[Document content entries]
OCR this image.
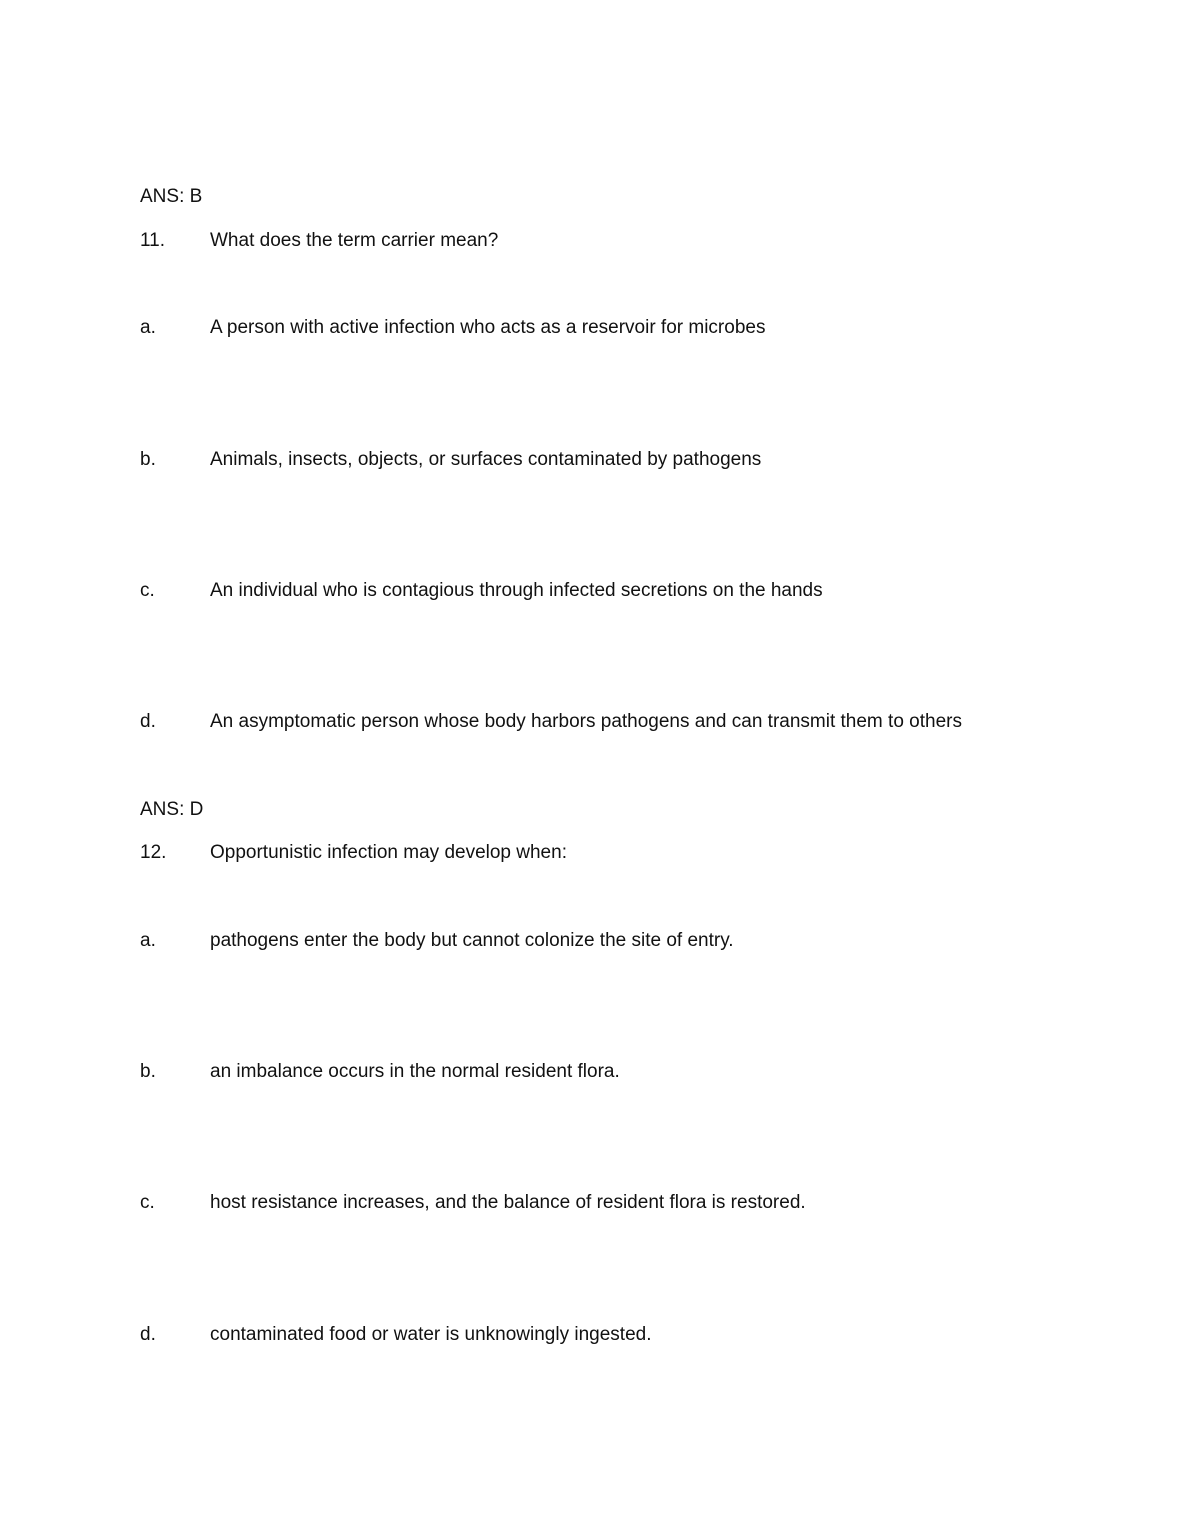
ANS: B
11. What does the term carrier mean?
a.	A person with active infection who acts as a reservoir for microbes
b.	Animals, insects, objects, or surfaces contaminated by pathogens
c.	An individual who is contagious through infected secretions on the hands
d.	An asymptomatic person whose body harbors pathogens and can transmit them to others
ANS: D
12. Opportunistic infection may develop when:
a.	pathogens enter the body but cannot colonize the site of entry.
b.	an imbalance occurs in the normal resident flora.
c.	host resistance increases, and the balance of resident flora is restored.
d.	contaminated food or water is unknowingly ingested.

◆ **Work item**: Repeat the entries exactly, pictures left out.

◆ **Output for this exercise**:
OCR this image.
ANS: B
11. What does the term carrier mean?
a.	A person with active infection who acts as a reservoir for microbes
b.	Animals, insects, objects, or surfaces contaminated by pathogens
c.	An individual who is contagious through infected secretions on the hands
d.	An asymptomatic person whose body harbors pathogens and can transmit them to others
ANS: D
12. Opportunistic infection may develop when:
a.	pathogens enter the body but cannot colonize the site of entry.
b.	an imbalance occurs in the normal resident flora.
c.	host resistance increases, and the balance of resident flora is restored.
d.	contaminated food or water is unknowingly ingested.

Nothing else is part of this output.